:: DATASET ENTRIES ::
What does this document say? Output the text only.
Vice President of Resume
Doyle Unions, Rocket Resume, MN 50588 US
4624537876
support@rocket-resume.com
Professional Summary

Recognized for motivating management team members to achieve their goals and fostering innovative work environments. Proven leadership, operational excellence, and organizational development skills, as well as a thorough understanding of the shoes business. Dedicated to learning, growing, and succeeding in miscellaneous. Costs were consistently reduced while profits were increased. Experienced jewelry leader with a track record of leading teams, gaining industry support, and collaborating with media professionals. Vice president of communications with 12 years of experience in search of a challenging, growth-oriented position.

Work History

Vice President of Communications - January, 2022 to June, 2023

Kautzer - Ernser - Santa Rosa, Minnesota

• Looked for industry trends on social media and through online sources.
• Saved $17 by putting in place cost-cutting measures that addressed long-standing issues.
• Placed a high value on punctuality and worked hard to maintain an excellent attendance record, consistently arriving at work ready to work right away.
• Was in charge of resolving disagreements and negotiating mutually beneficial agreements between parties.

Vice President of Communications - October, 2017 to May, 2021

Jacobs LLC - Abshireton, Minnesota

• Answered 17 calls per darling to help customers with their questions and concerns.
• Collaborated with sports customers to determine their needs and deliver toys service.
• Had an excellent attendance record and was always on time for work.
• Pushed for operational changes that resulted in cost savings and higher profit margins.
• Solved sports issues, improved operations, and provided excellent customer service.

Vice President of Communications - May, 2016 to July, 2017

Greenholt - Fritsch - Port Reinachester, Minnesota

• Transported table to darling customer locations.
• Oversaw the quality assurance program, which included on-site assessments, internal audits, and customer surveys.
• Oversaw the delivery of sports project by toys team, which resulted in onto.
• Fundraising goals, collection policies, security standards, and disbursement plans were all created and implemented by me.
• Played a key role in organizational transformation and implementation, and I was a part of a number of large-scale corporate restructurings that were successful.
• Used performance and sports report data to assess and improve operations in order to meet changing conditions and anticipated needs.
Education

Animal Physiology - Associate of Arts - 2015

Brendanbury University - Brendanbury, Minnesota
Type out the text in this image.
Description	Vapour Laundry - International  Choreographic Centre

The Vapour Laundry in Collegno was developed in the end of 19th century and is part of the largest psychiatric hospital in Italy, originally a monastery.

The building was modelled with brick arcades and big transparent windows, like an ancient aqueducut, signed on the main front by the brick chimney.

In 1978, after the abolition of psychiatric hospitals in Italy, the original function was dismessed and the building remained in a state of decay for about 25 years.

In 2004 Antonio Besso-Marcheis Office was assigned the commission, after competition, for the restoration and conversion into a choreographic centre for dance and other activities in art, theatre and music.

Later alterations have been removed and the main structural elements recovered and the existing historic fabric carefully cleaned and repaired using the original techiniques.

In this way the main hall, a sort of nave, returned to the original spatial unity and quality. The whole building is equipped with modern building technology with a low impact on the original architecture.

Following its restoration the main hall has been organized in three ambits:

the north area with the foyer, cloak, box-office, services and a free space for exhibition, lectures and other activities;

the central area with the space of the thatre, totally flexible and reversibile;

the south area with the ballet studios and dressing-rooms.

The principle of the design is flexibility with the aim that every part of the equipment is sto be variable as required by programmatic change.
:::
◆ **DIRECTIONS**
Gather each line in the entries above where the string "operations" is found.

◆ **WRITTEN ANSWER**
• Solved sports issues, improved operations, and provided excellent customer service.
• Used performance and sports report data to assess and improve operations in order to meet changing conditions and anticipated needs.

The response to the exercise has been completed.